Data to process →
※ ※ ※

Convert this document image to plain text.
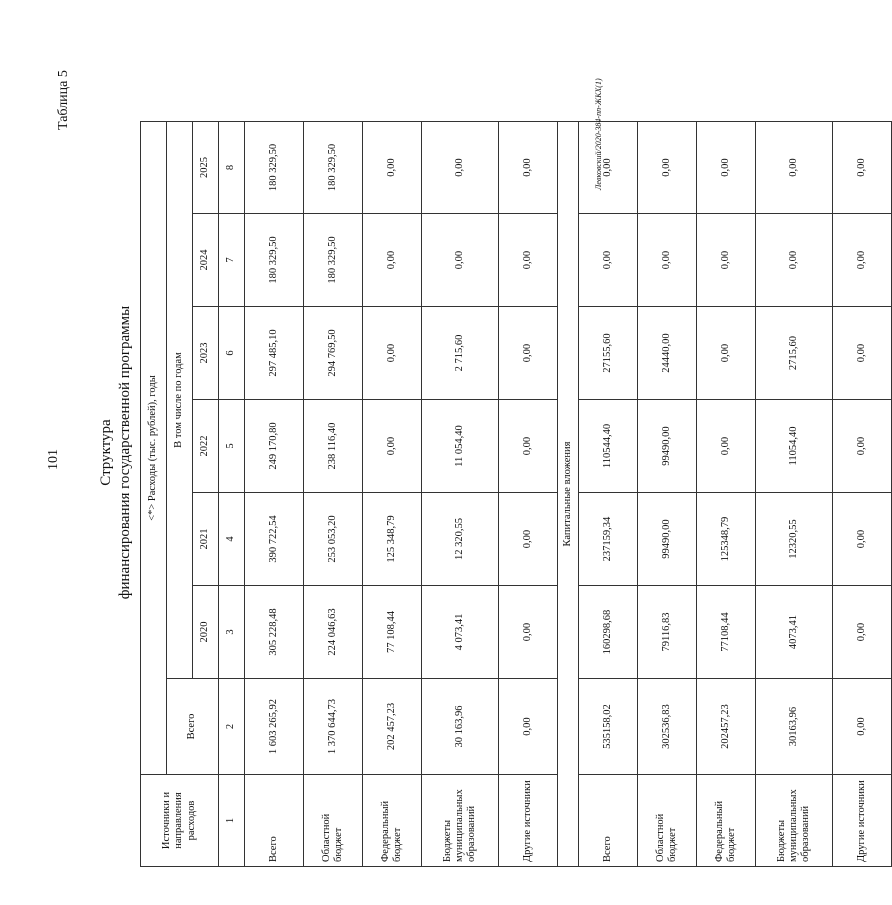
101
Таблица 5
Структура финансирования государственной программы
Источники и направления расходов	<*> Расходы (тыс. рублей), годы						
	Всего	В том числе по годам					
		2020	2021	2022	2023	2024	2025
1	2	3	4	5	6	7	8
Всего	1 603 265,92	305 228,48	390 722,54	249 170,80	297 485,10	180 329,50	180 329,50
Областной бюджет	1 370 644,73	224 046,63	253 053,20	238 116,40	294 769,50	180 329,50	180 329,50
Федеральный бюджет	202 457,23	77 108,44	125 348,79	0,00	0,00	0,00	0,00
Бюджеты муниципальных образований	30 163,96	4 073,41	12 320,55	11 054,40	2 715,60	0,00	0,00
Другие источники	0,00	0,00	0,00	0,00	0,00	0,00	0,00
Капитальные вложения							
Всего	535158,02	160298,68	237159,34	110544,40	27155,60	0,00	0,00
Областной бюджет	302536,83	79116,83	99490,00	99490,00	24440,00	0,00	0,00
Федеральный бюджет	202457,23	77108,44	125348,79	0,00	0,00	0,00	0,00
Бюджеты муниципальных образований	30163,96	4073,41	12320,55	11054,40	2715,60	0,00	0,00
Другие источники	0,00	0,00	0,00	0,00	0,00	0,00	0,00
Левковский/2020-384-пп-ЖКХ(1)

※ ※ ※

Given exercise → Copy the material above in full and exactly, skipping pictures.

Final result →
Convert this document image to plain text.
101
Таблица 5
Структура финансирования государственной программы
Источники и направления расходов	<*> Расходы (тыс. рублей), годы						
	Всего	В том числе по годам					
		2020	2021	2022	2023	2024	2025
1	2	3	4	5	6	7	8
Всего	1 603 265,92	305 228,48	390 722,54	249 170,80	297 485,10	180 329,50	180 329,50
Областной бюджет	1 370 644,73	224 046,63	253 053,20	238 116,40	294 769,50	180 329,50	180 329,50
Федеральный бюджет	202 457,23	77 108,44	125 348,79	0,00	0,00	0,00	0,00
Бюджеты муниципальных образований	30 163,96	4 073,41	12 320,55	11 054,40	2 715,60	0,00	0,00
Другие источники	0,00	0,00	0,00	0,00	0,00	0,00	0,00
Капитальные вложения							
Всего	535158,02	160298,68	237159,34	110544,40	27155,60	0,00	0,00
Областной бюджет	302536,83	79116,83	99490,00	99490,00	24440,00	0,00	0,00
Федеральный бюджет	202457,23	77108,44	125348,79	0,00	0,00	0,00	0,00
Бюджеты муниципальных образований	30163,96	4073,41	12320,55	11054,40	2715,60	0,00	0,00
Другие источники	0,00	0,00	0,00	0,00	0,00	0,00	0,00
Левковский/2020-384-пп-ЖКХ(1)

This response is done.